** Begin **

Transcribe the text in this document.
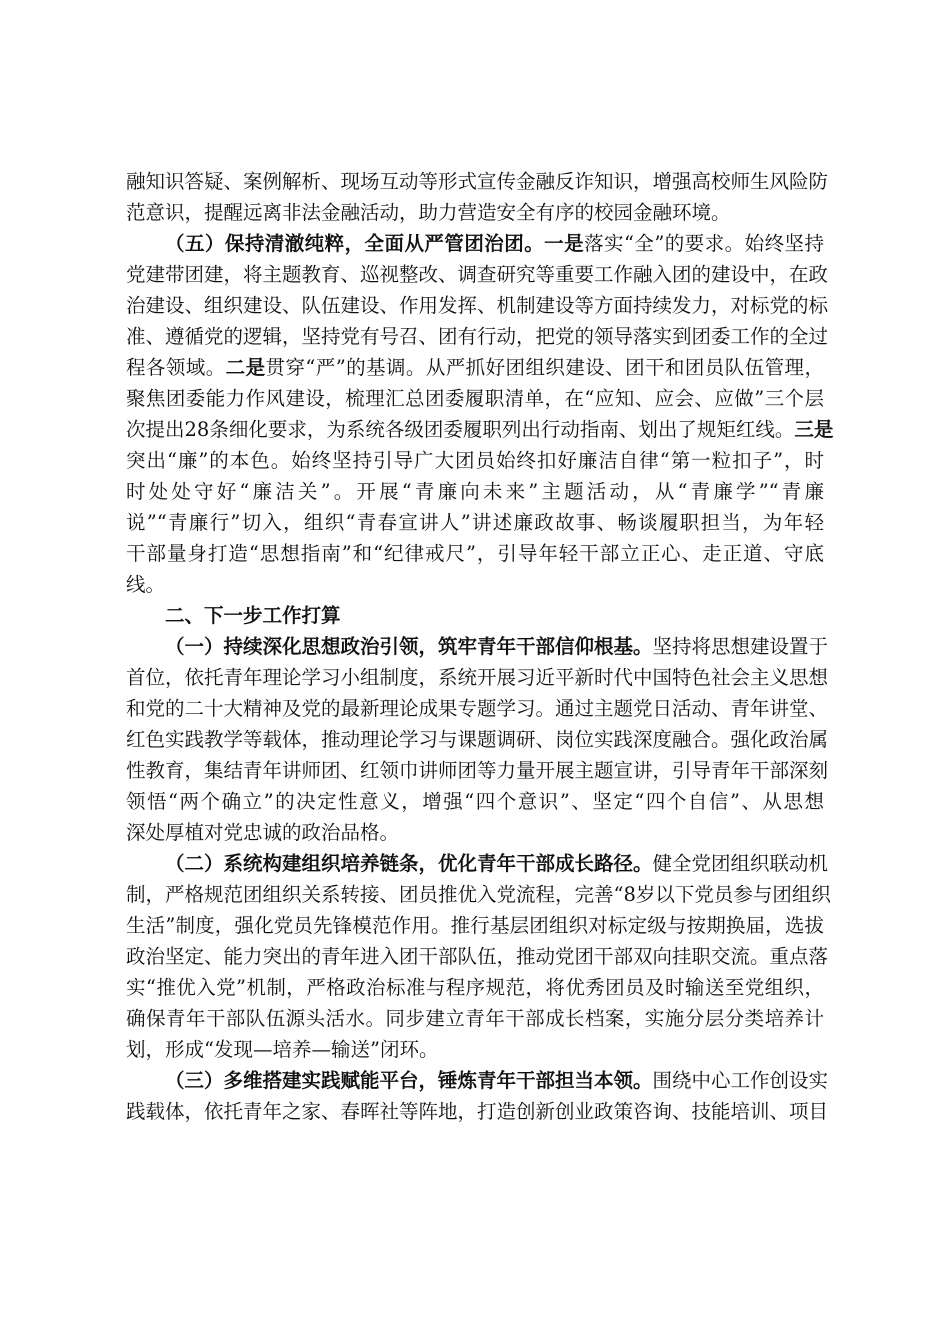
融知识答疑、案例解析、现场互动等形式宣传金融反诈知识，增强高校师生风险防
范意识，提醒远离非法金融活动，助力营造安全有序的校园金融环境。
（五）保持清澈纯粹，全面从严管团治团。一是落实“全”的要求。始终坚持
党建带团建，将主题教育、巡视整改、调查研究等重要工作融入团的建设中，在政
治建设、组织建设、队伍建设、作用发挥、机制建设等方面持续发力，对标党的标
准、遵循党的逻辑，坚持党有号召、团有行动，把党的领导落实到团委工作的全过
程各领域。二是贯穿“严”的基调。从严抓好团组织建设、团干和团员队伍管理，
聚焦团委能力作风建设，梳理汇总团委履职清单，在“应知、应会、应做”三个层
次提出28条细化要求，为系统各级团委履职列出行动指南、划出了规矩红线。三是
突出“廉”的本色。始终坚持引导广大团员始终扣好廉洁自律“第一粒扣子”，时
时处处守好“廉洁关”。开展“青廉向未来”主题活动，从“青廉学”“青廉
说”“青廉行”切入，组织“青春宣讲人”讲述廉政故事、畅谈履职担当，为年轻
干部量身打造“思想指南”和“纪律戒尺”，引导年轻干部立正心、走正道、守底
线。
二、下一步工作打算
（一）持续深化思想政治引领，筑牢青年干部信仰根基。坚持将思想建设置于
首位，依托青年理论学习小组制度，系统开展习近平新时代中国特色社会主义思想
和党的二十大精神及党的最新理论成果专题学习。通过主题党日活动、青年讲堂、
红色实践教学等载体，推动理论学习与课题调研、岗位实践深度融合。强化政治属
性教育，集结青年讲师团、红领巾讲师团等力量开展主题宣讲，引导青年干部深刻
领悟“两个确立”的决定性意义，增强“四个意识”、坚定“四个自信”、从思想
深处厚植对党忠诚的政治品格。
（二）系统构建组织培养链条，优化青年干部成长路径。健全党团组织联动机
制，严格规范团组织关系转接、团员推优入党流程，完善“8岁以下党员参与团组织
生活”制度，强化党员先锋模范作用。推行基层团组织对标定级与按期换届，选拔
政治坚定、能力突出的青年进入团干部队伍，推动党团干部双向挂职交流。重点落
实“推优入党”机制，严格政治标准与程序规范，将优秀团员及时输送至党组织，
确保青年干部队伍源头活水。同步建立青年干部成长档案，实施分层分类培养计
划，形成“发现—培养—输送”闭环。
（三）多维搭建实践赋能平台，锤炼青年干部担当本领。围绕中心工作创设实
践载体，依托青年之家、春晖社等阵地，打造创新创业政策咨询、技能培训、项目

** End **

== STATED GOAL ==
Reproduce every entry word for word, but omit the pictures.

== THE ANSWER ==
Transcribe the text in this document.
融知识答疑、案例解析、现场互动等形式宣传金融反诈知识，增强高校师生风险防
范意识，提醒远离非法金融活动，助力营造安全有序的校园金融环境。
（五）保持清澈纯粹，全面从严管团治团。一是落实“全”的要求。始终坚持
党建带团建，将主题教育、巡视整改、调查研究等重要工作融入团的建设中，在政
治建设、组织建设、队伍建设、作用发挥、机制建设等方面持续发力，对标党的标
准、遵循党的逻辑，坚持党有号召、团有行动，把党的领导落实到团委工作的全过
程各领域。二是贯穿“严”的基调。从严抓好团组织建设、团干和团员队伍管理，
聚焦团委能力作风建设，梳理汇总团委履职清单，在“应知、应会、应做”三个层
次提出28条细化要求，为系统各级团委履职列出行动指南、划出了规矩红线。三是
突出“廉”的本色。始终坚持引导广大团员始终扣好廉洁自律“第一粒扣子”，时
时处处守好“廉洁关”。开展“青廉向未来”主题活动，从“青廉学”“青廉
说”“青廉行”切入，组织“青春宣讲人”讲述廉政故事、畅谈履职担当，为年轻
干部量身打造“思想指南”和“纪律戒尺”，引导年轻干部立正心、走正道、守底
线。
二、下一步工作打算
（一）持续深化思想政治引领，筑牢青年干部信仰根基。坚持将思想建设置于
首位，依托青年理论学习小组制度，系统开展习近平新时代中国特色社会主义思想
和党的二十大精神及党的最新理论成果专题学习。通过主题党日活动、青年讲堂、
红色实践教学等载体，推动理论学习与课题调研、岗位实践深度融合。强化政治属
性教育，集结青年讲师团、红领巾讲师团等力量开展主题宣讲，引导青年干部深刻
领悟“两个确立”的决定性意义，增强“四个意识”、坚定“四个自信”、从思想
深处厚植对党忠诚的政治品格。
（二）系统构建组织培养链条，优化青年干部成长路径。健全党团组织联动机
制，严格规范团组织关系转接、团员推优入党流程，完善“8岁以下党员参与团组织
生活”制度，强化党员先锋模范作用。推行基层团组织对标定级与按期换届，选拔
政治坚定、能力突出的青年进入团干部队伍，推动党团干部双向挂职交流。重点落
实“推优入党”机制，严格政治标准与程序规范，将优秀团员及时输送至党组织，
确保青年干部队伍源头活水。同步建立青年干部成长档案，实施分层分类培养计
划，形成“发现—培养—输送”闭环。
（三）多维搭建实践赋能平台，锤炼青年干部担当本领。围绕中心工作创设实
践载体，依托青年之家、春晖社等阵地，打造创新创业政策咨询、技能培训、项目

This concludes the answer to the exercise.